• [Directions]:
Pull every line containing "非锁定金属接骨螺钉组成" from the entries.

• [Supplied data]:
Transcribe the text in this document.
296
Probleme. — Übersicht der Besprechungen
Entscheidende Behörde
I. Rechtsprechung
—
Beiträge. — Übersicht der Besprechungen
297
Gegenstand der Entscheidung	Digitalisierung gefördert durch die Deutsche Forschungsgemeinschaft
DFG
...
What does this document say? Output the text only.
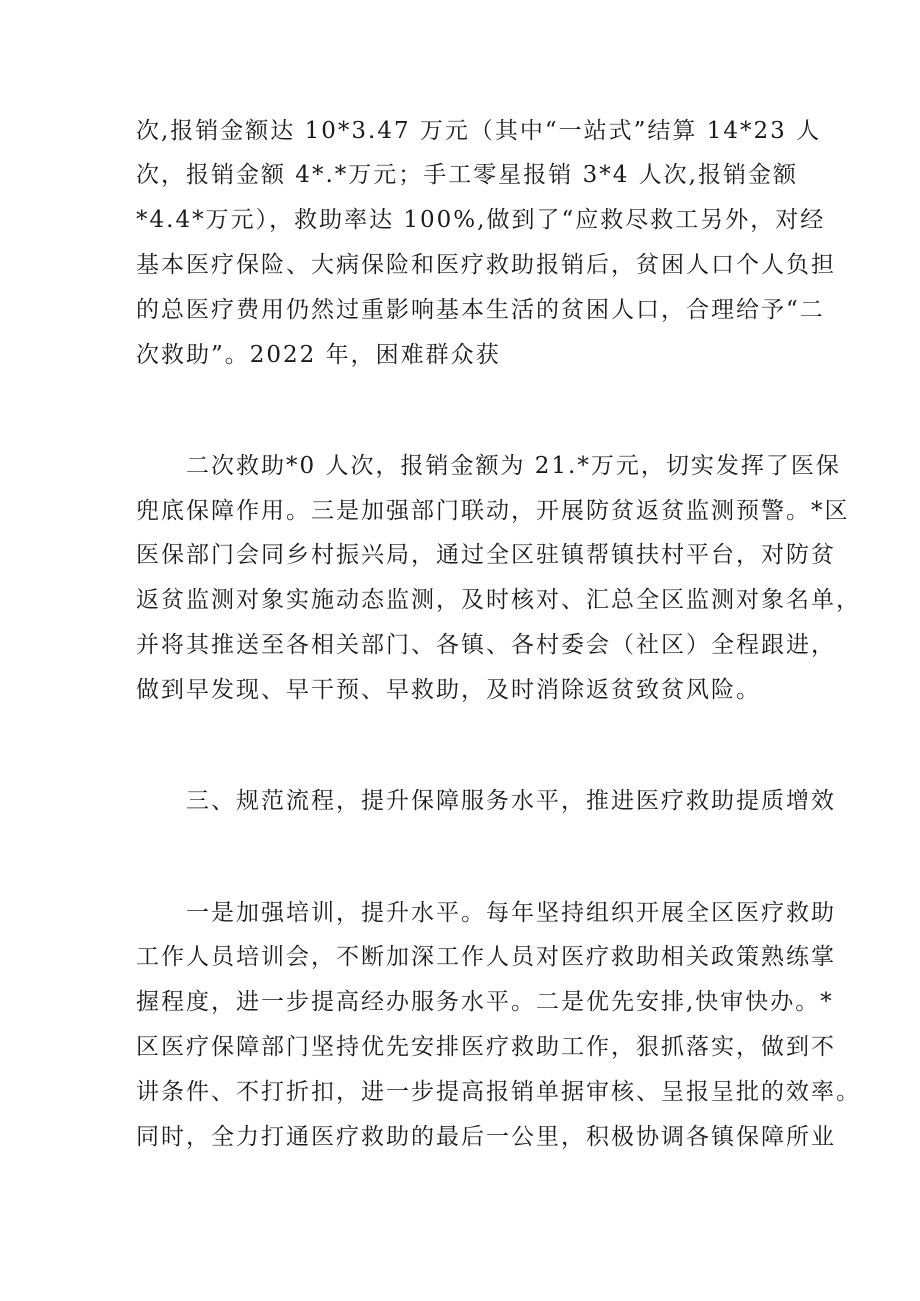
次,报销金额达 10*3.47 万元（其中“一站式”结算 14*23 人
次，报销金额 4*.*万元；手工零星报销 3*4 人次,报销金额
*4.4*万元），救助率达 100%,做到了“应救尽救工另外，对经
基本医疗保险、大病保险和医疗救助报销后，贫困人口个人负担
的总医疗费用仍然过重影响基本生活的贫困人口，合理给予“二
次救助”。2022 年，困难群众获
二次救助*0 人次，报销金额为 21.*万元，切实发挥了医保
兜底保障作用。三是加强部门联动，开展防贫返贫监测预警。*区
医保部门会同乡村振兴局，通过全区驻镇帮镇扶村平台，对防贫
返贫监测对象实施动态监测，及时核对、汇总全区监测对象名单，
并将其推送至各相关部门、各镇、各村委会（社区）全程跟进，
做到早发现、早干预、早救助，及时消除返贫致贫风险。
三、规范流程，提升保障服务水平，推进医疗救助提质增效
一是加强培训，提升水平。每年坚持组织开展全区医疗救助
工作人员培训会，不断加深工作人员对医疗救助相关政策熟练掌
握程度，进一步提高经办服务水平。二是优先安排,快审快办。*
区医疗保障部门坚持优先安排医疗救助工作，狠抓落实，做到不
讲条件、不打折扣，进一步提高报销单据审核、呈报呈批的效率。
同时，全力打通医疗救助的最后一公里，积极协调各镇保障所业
--
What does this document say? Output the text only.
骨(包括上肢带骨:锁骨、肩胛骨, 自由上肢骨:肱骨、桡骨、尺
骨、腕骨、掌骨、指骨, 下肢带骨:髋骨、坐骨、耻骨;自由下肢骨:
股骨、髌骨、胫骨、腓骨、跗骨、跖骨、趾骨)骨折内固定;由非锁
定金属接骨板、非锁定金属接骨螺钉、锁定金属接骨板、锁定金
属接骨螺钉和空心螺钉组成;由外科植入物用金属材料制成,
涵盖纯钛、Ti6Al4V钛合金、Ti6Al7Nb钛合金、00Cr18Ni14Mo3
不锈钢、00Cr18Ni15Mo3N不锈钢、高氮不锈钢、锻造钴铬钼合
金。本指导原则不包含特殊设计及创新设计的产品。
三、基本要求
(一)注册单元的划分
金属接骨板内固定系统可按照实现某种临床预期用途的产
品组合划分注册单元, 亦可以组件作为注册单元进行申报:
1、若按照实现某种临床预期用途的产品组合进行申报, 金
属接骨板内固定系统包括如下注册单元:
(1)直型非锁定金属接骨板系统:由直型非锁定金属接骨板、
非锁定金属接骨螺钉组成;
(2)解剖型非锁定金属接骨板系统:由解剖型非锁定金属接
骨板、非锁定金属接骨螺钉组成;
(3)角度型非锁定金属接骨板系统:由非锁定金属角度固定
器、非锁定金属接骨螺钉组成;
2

• [Response for this exercise]:
非锁定金属接骨螺钉组成;
骨板、非锁定金属接骨螺钉组成;
器、非锁定金属接骨螺钉组成;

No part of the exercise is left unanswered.